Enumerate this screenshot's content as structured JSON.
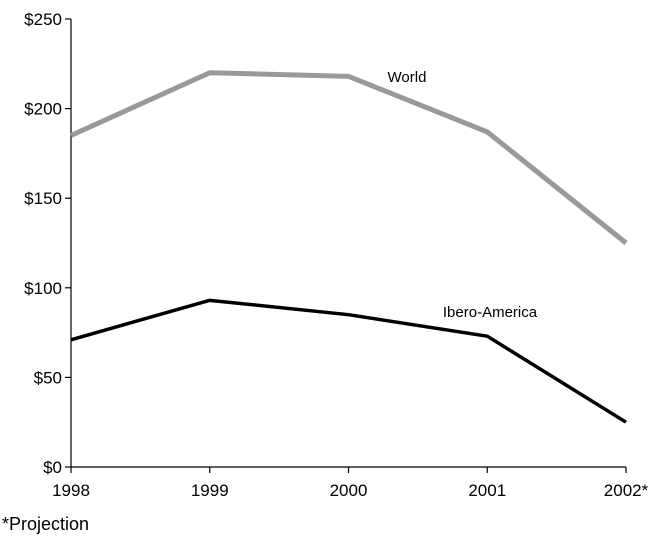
{
  "chart_data": {
    "type": "line",
    "title": "",
    "xlabel": "",
    "ylabel": "",
    "categories": [
      "1998",
      "1999",
      "2000",
      "2001",
      "2002*"
    ],
    "series": [
      {
        "name": "World",
        "values": [
          185,
          220,
          218,
          187,
          125
        ],
        "color": "#999999"
      },
      {
        "name": "Ibero-America",
        "values": [
          71,
          93,
          85,
          73,
          25
        ],
        "color": "#000000"
      }
    ],
    "ylim": [
      0,
      250
    ],
    "yticks": [
      0,
      50,
      100,
      150,
      200,
      250
    ],
    "ytick_labels": [
      "$0",
      "$50",
      "$100",
      "$150",
      "$200",
      "$250"
    ],
    "grid": false,
    "legend": "inline labels"
  },
  "footnote": "*Projection"
}
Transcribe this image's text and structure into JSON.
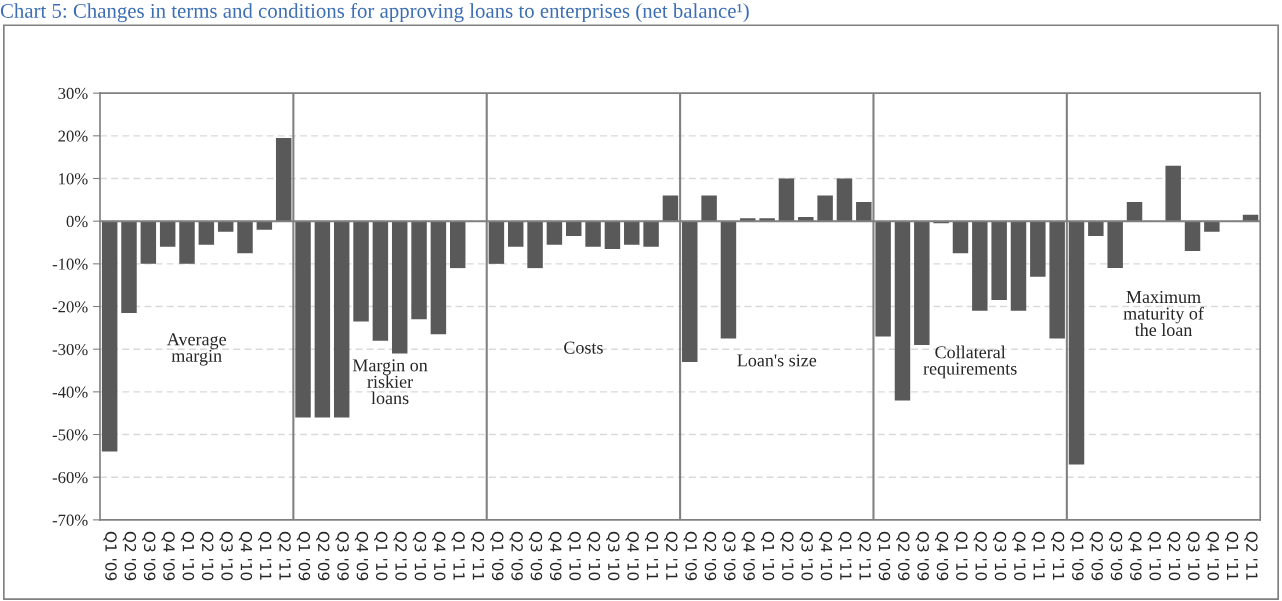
{
  "chart_data": {
    "type": "bar",
    "title": "Chart 5: Changes in terms and conditions for approving loans to enterprises (net balance¹)",
    "categories": [
      "Q1 '09",
      "Q2 '09",
      "Q3 '09",
      "Q4 '09",
      "Q1 '10",
      "Q2 '10",
      "Q3 '10",
      "Q4 '10",
      "Q1 '11",
      "Q2 '11",
      "Q1 '09",
      "Q2 '09",
      "Q3 '09",
      "Q4 '09",
      "Q1 '10",
      "Q2 '10",
      "Q3 '10",
      "Q4 '10",
      "Q1 '11",
      "Q2 '11",
      "Q1 '09",
      "Q2 '09",
      "Q3 '09",
      "Q4 '09",
      "Q1 '10",
      "Q2 '10",
      "Q3 '10",
      "Q4 '10",
      "Q1 '11",
      "Q2 '11",
      "Q1 '09",
      "Q2 '09",
      "Q3 '09",
      "Q4 '09",
      "Q1 '10",
      "Q2 '10",
      "Q3 '10",
      "Q4 '10",
      "Q1 '11",
      "Q2 '11",
      "Q1 '09",
      "Q2 '09",
      "Q3 '09",
      "Q4 '09",
      "Q1 '10",
      "Q2 '10",
      "Q3 '10",
      "Q4 '10",
      "Q1 '11",
      "Q2 '11",
      "Q1 '09",
      "Q2 '09",
      "Q3 '09",
      "Q4 '09",
      "Q1 '10",
      "Q2 '10",
      "Q3 '10",
      "Q4 '10",
      "Q1 '11",
      "Q2 '11"
    ],
    "values": [
      -54,
      -21.5,
      -10,
      -6,
      -10,
      -5.5,
      -2.5,
      -7.5,
      -2,
      19.5,
      -46,
      -46,
      -46,
      -23.5,
      -28,
      -31,
      -23,
      -26.5,
      -11,
      0,
      -10,
      -6,
      -11,
      -5.5,
      -3.5,
      -6,
      -6.5,
      -5.5,
      -6,
      6,
      -33,
      6,
      -27.5,
      0.7,
      0.7,
      10,
      1,
      6,
      10,
      4.5,
      -27,
      -42,
      -29,
      -0.5,
      -7.5,
      -21,
      -18.5,
      -21,
      -13,
      -27.5,
      -57,
      -3.5,
      -11,
      4.5,
      0,
      13,
      -7,
      -2.5,
      0,
      1.5
    ],
    "color": "#595959",
    "annotations": [
      "Average\nmargin",
      "Margin on\nriskier\nloans",
      "Costs",
      "Loan's size",
      "Collateral\nrequirements",
      "Maximum\nmaturity of\nthe loan"
    ],
    "ylim": [
      -70,
      30
    ],
    "yticks": [
      {
        "value": -70,
        "label": "-70%"
      },
      {
        "value": -60,
        "label": "-60%"
      },
      {
        "value": -50,
        "label": "-50%"
      },
      {
        "value": -40,
        "label": "-40%"
      },
      {
        "value": -30,
        "label": "-30%"
      },
      {
        "value": -20,
        "label": "-20%"
      },
      {
        "value": -10,
        "label": "-10%"
      },
      {
        "value": 0,
        "label": "0%"
      },
      {
        "value": 10,
        "label": "10%"
      },
      {
        "value": 20,
        "label": "20%"
      },
      {
        "value": 30,
        "label": "30%"
      }
    ],
    "grid": "y"
  }
}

## EXERCISE DESCRIPTION
Print every entry exactly as written, without the pictures.

## PROBLEM SOLUTION
Enumerate this screenshot's content as structured JSON.
{
  "chart_data": {
    "type": "line",
    "title": "",
    "xlabel": "",
    "ylabel": "",
    "categories": [
      "1998",
      "1999",
      "2000",
      "2001",
      "2002*"
    ],
    "series": [
      {
        "name": "World",
        "values": [
          185,
          220,
          218,
          187,
          125
        ],
        "color": "#999999"
      },
      {
        "name": "Ibero-America",
        "values": [
          71,
          93,
          85,
          73,
          25
        ],
        "color": "#000000"
      }
    ],
    "ylim": [
      0,
      250
    ],
    "yticks": [
      0,
      50,
      100,
      150,
      200,
      250
    ],
    "ytick_labels": [
      "$0",
      "$50",
      "$100",
      "$150",
      "$200",
      "$250"
    ],
    "grid": false,
    "legend": "inline labels"
  },
  "footnote": "*Projection"
}
Transcribe this image's text and structure into JSON.
{
  "chart_data": {
    "type": "bar",
    "title": "Chart 5: Changes in terms and conditions for approving loans to enterprises (net balance¹)",
    "categories": [
      "Q1 '09",
      "Q2 '09",
      "Q3 '09",
      "Q4 '09",
      "Q1 '10",
      "Q2 '10",
      "Q3 '10",
      "Q4 '10",
      "Q1 '11",
      "Q2 '11",
      "Q1 '09",
      "Q2 '09",
      "Q3 '09",
      "Q4 '09",
      "Q1 '10",
      "Q2 '10",
      "Q3 '10",
      "Q4 '10",
      "Q1 '11",
      "Q2 '11",
      "Q1 '09",
      "Q2 '09",
      "Q3 '09",
      "Q4 '09",
      "Q1 '10",
      "Q2 '10",
      "Q3 '10",
      "Q4 '10",
      "Q1 '11",
      "Q2 '11",
      "Q1 '09",
      "Q2 '09",
      "Q3 '09",
      "Q4 '09",
      "Q1 '10",
      "Q2 '10",
      "Q3 '10",
      "Q4 '10",
      "Q1 '11",
      "Q2 '11",
      "Q1 '09",
      "Q2 '09",
      "Q3 '09",
      "Q4 '09",
      "Q1 '10",
      "Q2 '10",
      "Q3 '10",
      "Q4 '10",
      "Q1 '11",
      "Q2 '11",
      "Q1 '09",
      "Q2 '09",
      "Q3 '09",
      "Q4 '09",
      "Q1 '10",
      "Q2 '10",
      "Q3 '10",
      "Q4 '10",
      "Q1 '11",
      "Q2 '11"
    ],
    "values": [
      -54,
      -21.5,
      -10,
      -6,
      -10,
      -5.5,
      -2.5,
      -7.5,
      -2,
      19.5,
      -46,
      -46,
      -46,
      -23.5,
      -28,
      -31,
      -23,
      -26.5,
      -11,
      0,
      -10,
      -6,
      -11,
      -5.5,
      -3.5,
      -6,
      -6.5,
      -5.5,
      -6,
      6,
      -33,
      6,
      -27.5,
      0.7,
      0.7,
      10,
      1,
      6,
      10,
      4.5,
      -27,
      -42,
      -29,
      -0.5,
      -7.5,
      -21,
      -18.5,
      -21,
      -13,
      -27.5,
      -57,
      -3.5,
      -11,
      4.5,
      0,
      13,
      -7,
      -2.5,
      0,
      1.5
    ],
    "color": "#595959",
    "annotations": [
      "Average\nmargin",
      "Margin on\nriskier\nloans",
      "Costs",
      "Loan's size",
      "Collateral\nrequirements",
      "Maximum\nmaturity of\nthe loan"
    ],
    "ylim": [
      -70,
      30
    ],
    "yticks": [
      {
        "value": -70,
        "label": "-70%"
      },
      {
        "value": -60,
        "label": "-60%"
      },
      {
        "value": -50,
        "label": "-50%"
      },
      {
        "value": -40,
        "label": "-40%"
      },
      {
        "value": -30,
        "label": "-30%"
      },
      {
        "value": -20,
        "label": "-20%"
      },
      {
        "value": -10,
        "label": "-10%"
      },
      {
        "value": 0,
        "label": "0%"
      },
      {
        "value": 10,
        "label": "10%"
      },
      {
        "value": 20,
        "label": "20%"
      },
      {
        "value": 30,
        "label": "30%"
      }
    ],
    "grid": "y"
  }
}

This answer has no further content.